Short exercise = Count the lines in the records below that contain the string "text". Reply with the number only.

Input =
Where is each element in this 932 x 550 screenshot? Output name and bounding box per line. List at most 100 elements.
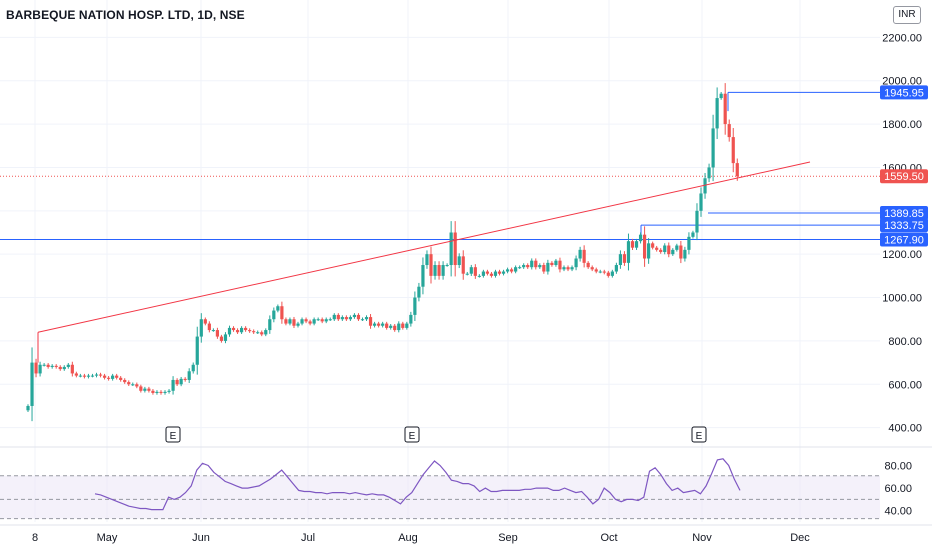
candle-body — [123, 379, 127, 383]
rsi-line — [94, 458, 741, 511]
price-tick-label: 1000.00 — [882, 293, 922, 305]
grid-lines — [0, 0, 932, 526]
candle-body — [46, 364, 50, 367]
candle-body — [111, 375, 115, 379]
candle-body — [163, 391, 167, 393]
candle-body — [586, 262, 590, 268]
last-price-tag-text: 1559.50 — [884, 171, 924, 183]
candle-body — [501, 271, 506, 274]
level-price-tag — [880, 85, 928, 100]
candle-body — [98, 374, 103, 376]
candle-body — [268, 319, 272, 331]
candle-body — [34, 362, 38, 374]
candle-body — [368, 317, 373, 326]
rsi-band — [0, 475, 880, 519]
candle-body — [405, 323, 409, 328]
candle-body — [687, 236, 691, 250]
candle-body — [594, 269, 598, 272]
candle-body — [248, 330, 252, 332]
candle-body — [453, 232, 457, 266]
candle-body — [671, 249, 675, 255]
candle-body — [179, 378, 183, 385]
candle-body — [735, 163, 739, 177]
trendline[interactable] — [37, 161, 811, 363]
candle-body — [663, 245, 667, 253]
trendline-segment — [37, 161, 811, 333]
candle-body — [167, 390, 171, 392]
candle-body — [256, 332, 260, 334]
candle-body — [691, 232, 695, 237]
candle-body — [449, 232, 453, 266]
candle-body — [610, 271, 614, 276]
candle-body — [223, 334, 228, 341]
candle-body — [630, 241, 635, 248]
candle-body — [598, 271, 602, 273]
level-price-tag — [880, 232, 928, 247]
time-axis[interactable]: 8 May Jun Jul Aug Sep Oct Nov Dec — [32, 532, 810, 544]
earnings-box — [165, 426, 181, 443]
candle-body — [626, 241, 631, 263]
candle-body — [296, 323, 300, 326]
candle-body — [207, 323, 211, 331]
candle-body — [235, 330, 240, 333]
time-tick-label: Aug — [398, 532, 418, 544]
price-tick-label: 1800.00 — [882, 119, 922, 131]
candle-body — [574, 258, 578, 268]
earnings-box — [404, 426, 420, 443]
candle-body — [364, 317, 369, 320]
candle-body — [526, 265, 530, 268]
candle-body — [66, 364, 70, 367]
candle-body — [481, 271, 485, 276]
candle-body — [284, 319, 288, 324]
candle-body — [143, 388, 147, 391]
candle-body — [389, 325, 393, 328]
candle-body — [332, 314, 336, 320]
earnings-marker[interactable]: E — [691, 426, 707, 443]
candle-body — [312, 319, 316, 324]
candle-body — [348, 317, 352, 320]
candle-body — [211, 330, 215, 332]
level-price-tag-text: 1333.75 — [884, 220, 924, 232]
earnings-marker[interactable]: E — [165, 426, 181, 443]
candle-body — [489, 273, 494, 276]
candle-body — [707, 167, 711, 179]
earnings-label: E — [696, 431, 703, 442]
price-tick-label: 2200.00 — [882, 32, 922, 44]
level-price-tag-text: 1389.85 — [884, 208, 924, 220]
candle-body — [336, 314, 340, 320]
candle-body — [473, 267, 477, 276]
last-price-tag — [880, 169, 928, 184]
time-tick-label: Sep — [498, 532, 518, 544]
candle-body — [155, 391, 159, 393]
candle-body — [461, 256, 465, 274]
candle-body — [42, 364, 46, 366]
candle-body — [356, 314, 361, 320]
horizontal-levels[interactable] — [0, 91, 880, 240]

Task result = 3